### [What you have to do]
Only the lines from the one containing "Read all visible content and emit it as JSON." to the end of the material are to be copied, exactly and in full; images stay out.

(Dataset records on visual material)

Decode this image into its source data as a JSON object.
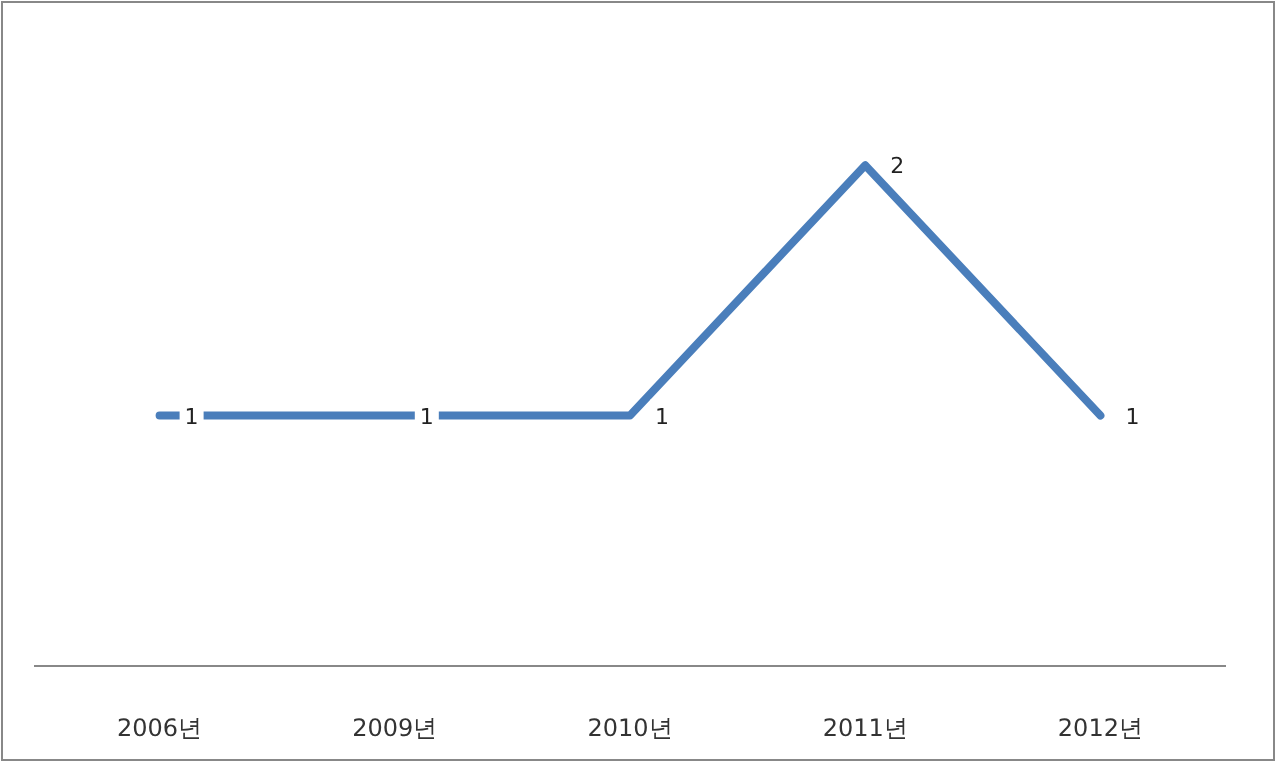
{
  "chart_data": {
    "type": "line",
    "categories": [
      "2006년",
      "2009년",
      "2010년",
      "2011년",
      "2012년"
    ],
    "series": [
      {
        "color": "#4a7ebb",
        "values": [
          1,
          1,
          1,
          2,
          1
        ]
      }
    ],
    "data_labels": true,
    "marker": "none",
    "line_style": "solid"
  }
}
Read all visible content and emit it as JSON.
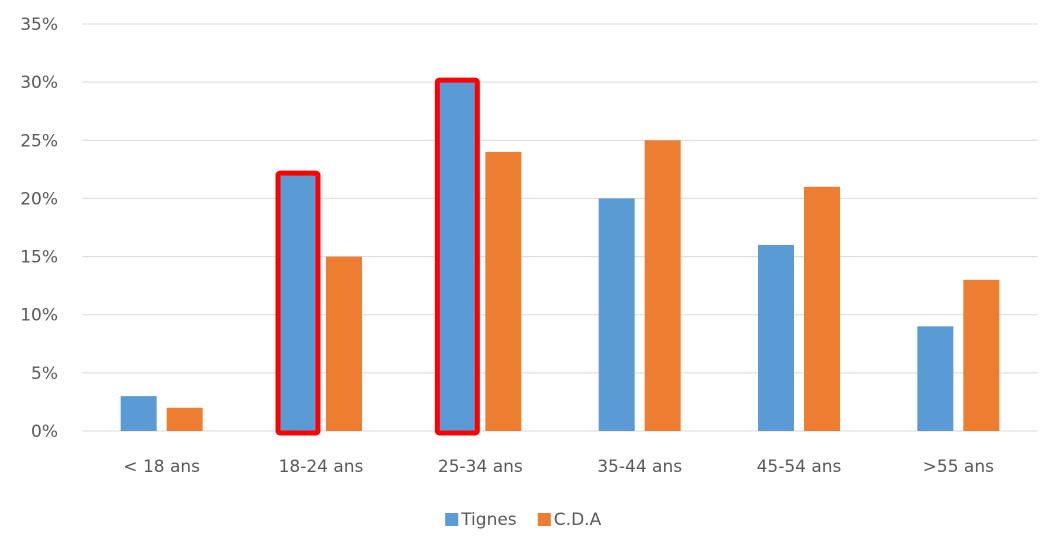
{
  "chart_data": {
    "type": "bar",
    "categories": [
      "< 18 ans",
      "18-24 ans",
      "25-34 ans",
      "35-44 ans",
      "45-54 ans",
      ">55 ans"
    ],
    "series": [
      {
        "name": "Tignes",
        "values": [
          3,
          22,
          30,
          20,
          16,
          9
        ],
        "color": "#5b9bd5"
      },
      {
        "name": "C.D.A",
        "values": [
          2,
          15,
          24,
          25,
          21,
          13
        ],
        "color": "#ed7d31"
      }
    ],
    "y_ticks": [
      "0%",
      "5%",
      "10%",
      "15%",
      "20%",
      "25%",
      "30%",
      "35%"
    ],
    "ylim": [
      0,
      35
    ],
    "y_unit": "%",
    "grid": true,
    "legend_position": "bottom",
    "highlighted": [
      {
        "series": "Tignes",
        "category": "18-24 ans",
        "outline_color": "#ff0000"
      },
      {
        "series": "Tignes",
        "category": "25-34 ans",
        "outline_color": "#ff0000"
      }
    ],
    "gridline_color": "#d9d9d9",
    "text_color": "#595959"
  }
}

### [Response]
Read all visible content and emit it as JSON.
{
  "chart_data": {
    "type": "bar",
    "categories": [
      "< 18 ans",
      "18-24 ans",
      "25-34 ans",
      "35-44 ans",
      "45-54 ans",
      ">55 ans"
    ],
    "series": [
      {
        "name": "Tignes",
        "values": [
          3,
          22,
          30,
          20,
          16,
          9
        ],
        "color": "#5b9bd5"
      },
      {
        "name": "C.D.A",
        "values": [
          2,
          15,
          24,
          25,
          21,
          13
        ],
        "color": "#ed7d31"
      }
    ],
    "y_ticks": [
      "0%",
      "5%",
      "10%",
      "15%",
      "20%",
      "25%",
      "30%",
      "35%"
    ],
    "ylim": [
      0,
      35
    ],
    "y_unit": "%",
    "grid": true,
    "legend_position": "bottom",
    "highlighted": [
      {
        "series": "Tignes",
        "category": "18-24 ans",
        "outline_color": "#ff0000"
      },
      {
        "series": "Tignes",
        "category": "25-34 ans",
        "outline_color": "#ff0000"
      }
    ],
    "gridline_color": "#d9d9d9",
    "text_color": "#595959"
  }
}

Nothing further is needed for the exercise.